§ WHAT YOU WILL DO: Out of the lines in this data, how many include "муниципальных"? Give the number and nothing else.
---------- INPUT ROWS ----------
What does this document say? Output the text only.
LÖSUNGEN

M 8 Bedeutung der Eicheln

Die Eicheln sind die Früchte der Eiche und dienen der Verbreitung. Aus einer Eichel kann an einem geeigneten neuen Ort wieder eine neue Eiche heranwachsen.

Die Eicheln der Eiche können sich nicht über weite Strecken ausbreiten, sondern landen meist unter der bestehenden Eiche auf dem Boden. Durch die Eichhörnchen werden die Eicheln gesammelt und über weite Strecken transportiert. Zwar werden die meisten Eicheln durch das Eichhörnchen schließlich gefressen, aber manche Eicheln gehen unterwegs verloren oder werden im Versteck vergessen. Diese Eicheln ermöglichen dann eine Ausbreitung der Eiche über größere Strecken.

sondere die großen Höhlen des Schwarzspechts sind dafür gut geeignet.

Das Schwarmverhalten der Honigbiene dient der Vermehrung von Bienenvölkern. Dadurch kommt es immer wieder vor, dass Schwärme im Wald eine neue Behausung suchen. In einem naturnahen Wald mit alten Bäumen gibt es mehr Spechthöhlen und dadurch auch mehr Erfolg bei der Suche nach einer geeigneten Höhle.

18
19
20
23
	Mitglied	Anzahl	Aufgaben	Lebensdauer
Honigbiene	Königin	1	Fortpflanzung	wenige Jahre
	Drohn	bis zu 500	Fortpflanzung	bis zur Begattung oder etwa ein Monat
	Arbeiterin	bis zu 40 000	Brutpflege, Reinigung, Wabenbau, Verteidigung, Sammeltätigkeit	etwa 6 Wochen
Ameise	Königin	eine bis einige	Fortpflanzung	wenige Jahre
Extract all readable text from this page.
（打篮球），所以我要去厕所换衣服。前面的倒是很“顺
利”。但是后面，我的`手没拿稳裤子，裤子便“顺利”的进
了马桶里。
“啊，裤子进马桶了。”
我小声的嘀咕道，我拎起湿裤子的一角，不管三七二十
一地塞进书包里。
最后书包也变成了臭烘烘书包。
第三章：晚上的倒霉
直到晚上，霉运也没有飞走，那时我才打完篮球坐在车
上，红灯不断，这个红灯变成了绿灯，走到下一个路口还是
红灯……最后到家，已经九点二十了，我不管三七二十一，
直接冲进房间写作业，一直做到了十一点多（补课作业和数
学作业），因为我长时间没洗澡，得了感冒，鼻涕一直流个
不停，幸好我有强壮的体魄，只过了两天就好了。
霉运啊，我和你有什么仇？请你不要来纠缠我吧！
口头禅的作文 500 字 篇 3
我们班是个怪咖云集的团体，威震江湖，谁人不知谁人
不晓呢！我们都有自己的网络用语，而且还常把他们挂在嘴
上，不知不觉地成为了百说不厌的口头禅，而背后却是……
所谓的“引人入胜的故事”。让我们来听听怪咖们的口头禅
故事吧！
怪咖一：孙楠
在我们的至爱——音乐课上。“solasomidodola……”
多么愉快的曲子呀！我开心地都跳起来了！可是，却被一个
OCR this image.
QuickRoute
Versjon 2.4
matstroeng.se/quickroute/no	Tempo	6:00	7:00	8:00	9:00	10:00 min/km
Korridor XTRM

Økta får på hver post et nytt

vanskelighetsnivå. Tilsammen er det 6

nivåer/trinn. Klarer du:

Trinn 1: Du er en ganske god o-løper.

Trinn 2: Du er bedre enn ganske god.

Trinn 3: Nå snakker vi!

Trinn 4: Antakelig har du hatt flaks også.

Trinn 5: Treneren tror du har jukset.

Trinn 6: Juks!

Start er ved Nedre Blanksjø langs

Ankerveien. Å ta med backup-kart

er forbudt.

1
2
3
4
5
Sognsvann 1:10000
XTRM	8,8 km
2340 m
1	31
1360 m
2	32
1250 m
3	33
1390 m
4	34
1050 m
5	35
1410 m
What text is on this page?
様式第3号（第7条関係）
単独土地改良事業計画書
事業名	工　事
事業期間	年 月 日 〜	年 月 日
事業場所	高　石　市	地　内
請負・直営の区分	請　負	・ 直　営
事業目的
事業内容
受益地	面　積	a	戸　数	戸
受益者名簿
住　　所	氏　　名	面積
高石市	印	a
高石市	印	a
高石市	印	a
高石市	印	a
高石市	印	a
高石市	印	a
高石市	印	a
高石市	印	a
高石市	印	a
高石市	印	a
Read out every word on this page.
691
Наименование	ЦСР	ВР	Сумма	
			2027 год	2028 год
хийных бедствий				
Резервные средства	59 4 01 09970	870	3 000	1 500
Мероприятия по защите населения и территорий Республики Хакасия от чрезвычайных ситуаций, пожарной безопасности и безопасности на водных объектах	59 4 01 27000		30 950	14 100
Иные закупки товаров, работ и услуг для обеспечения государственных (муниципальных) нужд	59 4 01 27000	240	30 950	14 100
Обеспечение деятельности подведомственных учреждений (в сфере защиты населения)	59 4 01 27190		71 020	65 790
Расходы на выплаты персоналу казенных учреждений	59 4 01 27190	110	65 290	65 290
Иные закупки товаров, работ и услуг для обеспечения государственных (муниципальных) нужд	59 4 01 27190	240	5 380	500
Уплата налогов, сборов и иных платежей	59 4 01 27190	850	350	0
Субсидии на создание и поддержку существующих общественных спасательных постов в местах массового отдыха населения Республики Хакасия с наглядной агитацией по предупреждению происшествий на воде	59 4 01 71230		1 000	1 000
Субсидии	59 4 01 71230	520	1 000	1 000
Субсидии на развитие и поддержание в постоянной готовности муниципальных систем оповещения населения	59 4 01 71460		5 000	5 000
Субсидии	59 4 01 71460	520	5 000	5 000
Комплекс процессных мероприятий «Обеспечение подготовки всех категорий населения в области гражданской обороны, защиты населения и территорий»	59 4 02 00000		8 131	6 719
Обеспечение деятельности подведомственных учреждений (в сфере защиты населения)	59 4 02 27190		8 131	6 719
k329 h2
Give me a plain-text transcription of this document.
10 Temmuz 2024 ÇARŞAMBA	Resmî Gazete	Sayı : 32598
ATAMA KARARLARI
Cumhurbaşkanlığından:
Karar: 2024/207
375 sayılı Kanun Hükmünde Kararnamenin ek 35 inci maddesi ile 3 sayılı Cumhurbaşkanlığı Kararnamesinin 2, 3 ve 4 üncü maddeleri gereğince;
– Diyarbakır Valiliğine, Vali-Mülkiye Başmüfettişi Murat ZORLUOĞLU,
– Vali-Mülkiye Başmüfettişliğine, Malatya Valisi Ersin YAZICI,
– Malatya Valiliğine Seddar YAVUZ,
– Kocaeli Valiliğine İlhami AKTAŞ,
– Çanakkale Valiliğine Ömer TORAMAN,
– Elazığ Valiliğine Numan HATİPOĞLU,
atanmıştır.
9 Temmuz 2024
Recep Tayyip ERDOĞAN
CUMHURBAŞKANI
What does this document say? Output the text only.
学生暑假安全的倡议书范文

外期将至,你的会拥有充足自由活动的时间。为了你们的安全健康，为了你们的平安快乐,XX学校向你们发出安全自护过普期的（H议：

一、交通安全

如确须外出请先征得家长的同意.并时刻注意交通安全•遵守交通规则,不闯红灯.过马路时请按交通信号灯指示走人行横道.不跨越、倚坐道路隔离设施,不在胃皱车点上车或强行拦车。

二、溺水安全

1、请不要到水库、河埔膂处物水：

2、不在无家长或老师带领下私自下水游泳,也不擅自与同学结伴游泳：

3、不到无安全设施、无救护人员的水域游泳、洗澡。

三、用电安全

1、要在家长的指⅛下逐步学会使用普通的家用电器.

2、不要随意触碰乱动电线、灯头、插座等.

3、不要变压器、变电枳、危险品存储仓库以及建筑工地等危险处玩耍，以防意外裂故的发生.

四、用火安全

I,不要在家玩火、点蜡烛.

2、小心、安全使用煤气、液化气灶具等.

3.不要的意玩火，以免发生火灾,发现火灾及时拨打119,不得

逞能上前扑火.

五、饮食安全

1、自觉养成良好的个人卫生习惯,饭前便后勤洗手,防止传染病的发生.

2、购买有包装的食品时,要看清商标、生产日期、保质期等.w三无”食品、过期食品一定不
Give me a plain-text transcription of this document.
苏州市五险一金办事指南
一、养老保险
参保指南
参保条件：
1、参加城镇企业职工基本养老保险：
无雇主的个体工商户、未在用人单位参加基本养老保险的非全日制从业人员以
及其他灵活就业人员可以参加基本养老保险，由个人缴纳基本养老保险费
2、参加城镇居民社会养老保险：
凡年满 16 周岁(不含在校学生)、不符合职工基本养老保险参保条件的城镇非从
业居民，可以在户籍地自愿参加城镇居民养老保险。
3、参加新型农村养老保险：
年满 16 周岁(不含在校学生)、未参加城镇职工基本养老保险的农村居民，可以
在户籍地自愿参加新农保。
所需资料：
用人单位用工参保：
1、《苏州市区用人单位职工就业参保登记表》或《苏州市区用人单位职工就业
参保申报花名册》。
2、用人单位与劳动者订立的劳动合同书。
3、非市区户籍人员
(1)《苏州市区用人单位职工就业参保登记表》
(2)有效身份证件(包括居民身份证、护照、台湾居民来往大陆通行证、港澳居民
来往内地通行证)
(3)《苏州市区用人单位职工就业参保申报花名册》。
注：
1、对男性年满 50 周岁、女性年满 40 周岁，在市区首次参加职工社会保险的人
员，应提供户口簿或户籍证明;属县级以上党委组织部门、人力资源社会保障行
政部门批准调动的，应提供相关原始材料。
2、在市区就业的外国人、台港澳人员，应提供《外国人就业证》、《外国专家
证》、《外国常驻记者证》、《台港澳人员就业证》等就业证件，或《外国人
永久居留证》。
----------
§ SOLUTION: 3